Records excerpted from a collection
▬▬▬▬▬▬

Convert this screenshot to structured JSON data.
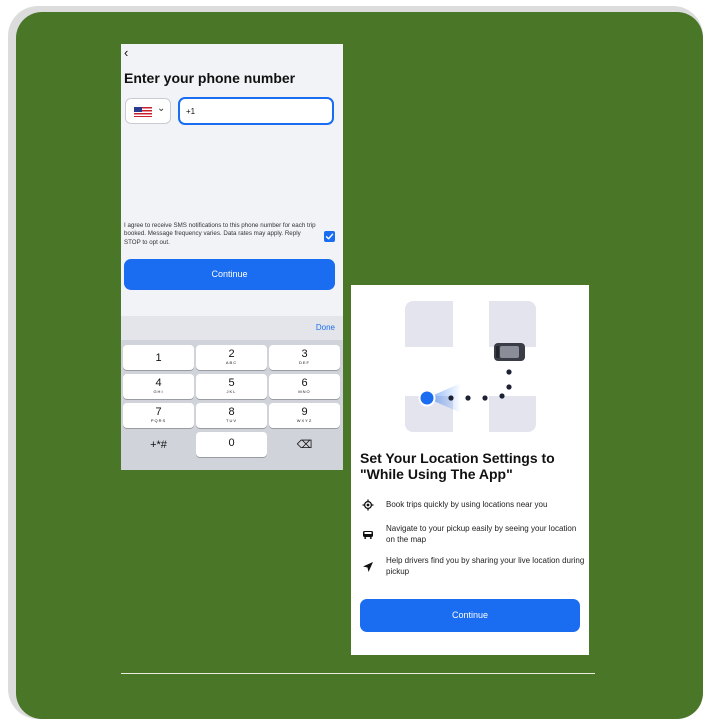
{
  "phone_screen": {
    "back_glyph": "‹",
    "title": "Enter your phone number",
    "country_chevron": "⌄",
    "phone_value": "+1",
    "consent_text": "I agree to receive SMS notifications to this phone number for each trip booked. Message frequency varies. Data rates may apply. Reply STOP to opt out.",
    "consent_checked": true,
    "continue_label": "Continue",
    "keyboard": {
      "done_label": "Done",
      "keys": [
        {
          "num": "1",
          "sub": ""
        },
        {
          "num": "2",
          "sub": "ABC"
        },
        {
          "num": "3",
          "sub": "DEF"
        },
        {
          "num": "4",
          "sub": "GHI"
        },
        {
          "num": "5",
          "sub": "JKL"
        },
        {
          "num": "6",
          "sub": "MNO"
        },
        {
          "num": "7",
          "sub": "PQRS"
        },
        {
          "num": "8",
          "sub": "TUV"
        },
        {
          "num": "9",
          "sub": "WXYZ"
        },
        {
          "num": "+*#",
          "sub": ""
        },
        {
          "num": "0",
          "sub": ""
        },
        {
          "num": "⌫",
          "sub": ""
        }
      ]
    }
  },
  "location_screen": {
    "title": "Set Your Location Settings to \"While Using The App\"",
    "features": [
      {
        "icon": "location-target-icon",
        "text": "Book trips quickly by using locations near you"
      },
      {
        "icon": "car-icon",
        "text": "Navigate to your pickup easily by seeing your location on the map"
      },
      {
        "icon": "navigation-arrow-icon",
        "text": "Help drivers find you by sharing your live location during pickup"
      }
    ],
    "continue_label": "Continue"
  },
  "colors": {
    "background_green": "#4a7628",
    "accent_blue": "#1a6cf0",
    "frame_gray": "#dcdcdc"
  }
}
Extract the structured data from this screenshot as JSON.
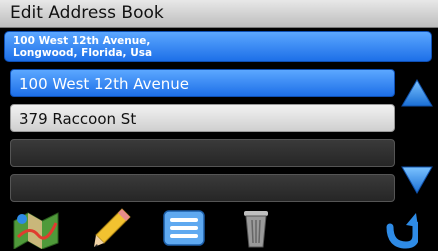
{
  "header": {
    "title": "Edit Address Book"
  },
  "selected_address": {
    "line1": "100 West 12th Avenue,",
    "line2": "Longwood, Florida, Usa"
  },
  "list": {
    "items": [
      {
        "label": "100 West 12th Avenue",
        "state": "selected"
      },
      {
        "label": "379 Raccoon St",
        "state": "normal"
      },
      {
        "label": "",
        "state": "empty"
      },
      {
        "label": "",
        "state": "empty"
      }
    ]
  },
  "toolbar": {
    "icons": [
      "map-route-icon",
      "pencil-icon",
      "details-list-icon",
      "trash-can-icon",
      "back-arrow-icon"
    ]
  },
  "colors": {
    "accent_blue": "#1d6fe8",
    "arrow_blue": "#2e8be6",
    "background": "#000000"
  }
}
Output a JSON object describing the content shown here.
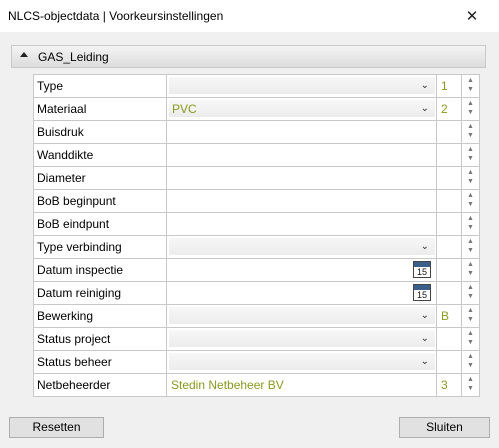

▬▬▬▬▬▬

§ Problem statement:
Restate the data above word for word. Do not include the images.

§ Task output:
Convert this screenshot to structured JSON data.
{
  "phone_screen": {
    "back_glyph": "‹",
    "title": "Enter your phone number",
    "country_chevron": "⌄",
    "phone_value": "+1",
    "consent_text": "I agree to receive SMS notifications to this phone number for each trip booked. Message frequency varies. Data rates may apply. Reply STOP to opt out.",
    "consent_checked": true,
    "continue_label": "Continue",
    "keyboard": {
      "done_label": "Done",
      "keys": [
        {
          "num": "1",
          "sub": ""
        },
        {
          "num": "2",
          "sub": "ABC"
        },
        {
          "num": "3",
          "sub": "DEF"
        },
        {
          "num": "4",
          "sub": "GHI"
        },
        {
          "num": "5",
          "sub": "JKL"
        },
        {
          "num": "6",
          "sub": "MNO"
        },
        {
          "num": "7",
          "sub": "PQRS"
        },
        {
          "num": "8",
          "sub": "TUV"
        },
        {
          "num": "9",
          "sub": "WXYZ"
        },
        {
          "num": "+*#",
          "sub": ""
        },
        {
          "num": "0",
          "sub": ""
        },
        {
          "num": "⌫",
          "sub": ""
        }
      ]
    }
  },
  "location_screen": {
    "title": "Set Your Location Settings to \"While Using The App\"",
    "features": [
      {
        "icon": "location-target-icon",
        "text": "Book trips quickly by using locations near you"
      },
      {
        "icon": "car-icon",
        "text": "Navigate to your pickup easily by seeing your location on the map"
      },
      {
        "icon": "navigation-arrow-icon",
        "text": "Help drivers find you by sharing your live location during pickup"
      }
    ],
    "continue_label": "Continue"
  },
  "colors": {
    "background_green": "#4a7628",
    "accent_blue": "#1a6cf0",
    "frame_gray": "#dcdcdc"
  }
}
Extract the structured data from this screenshot as JSON.
{
  "header": {
    "title": "Edit Address Book"
  },
  "selected_address": {
    "line1": "100 West 12th Avenue,",
    "line2": "Longwood, Florida, Usa"
  },
  "list": {
    "items": [
      {
        "label": "100 West 12th Avenue",
        "state": "selected"
      },
      {
        "label": "379 Raccoon St",
        "state": "normal"
      },
      {
        "label": "",
        "state": "empty"
      },
      {
        "label": "",
        "state": "empty"
      }
    ]
  },
  "toolbar": {
    "icons": [
      "map-route-icon",
      "pencil-icon",
      "details-list-icon",
      "trash-can-icon",
      "back-arrow-icon"
    ]
  },
  "colors": {
    "accent_blue": "#1d6fe8",
    "arrow_blue": "#2e8be6",
    "background": "#000000"
  }
}
Output a JSON object describing the content shown here.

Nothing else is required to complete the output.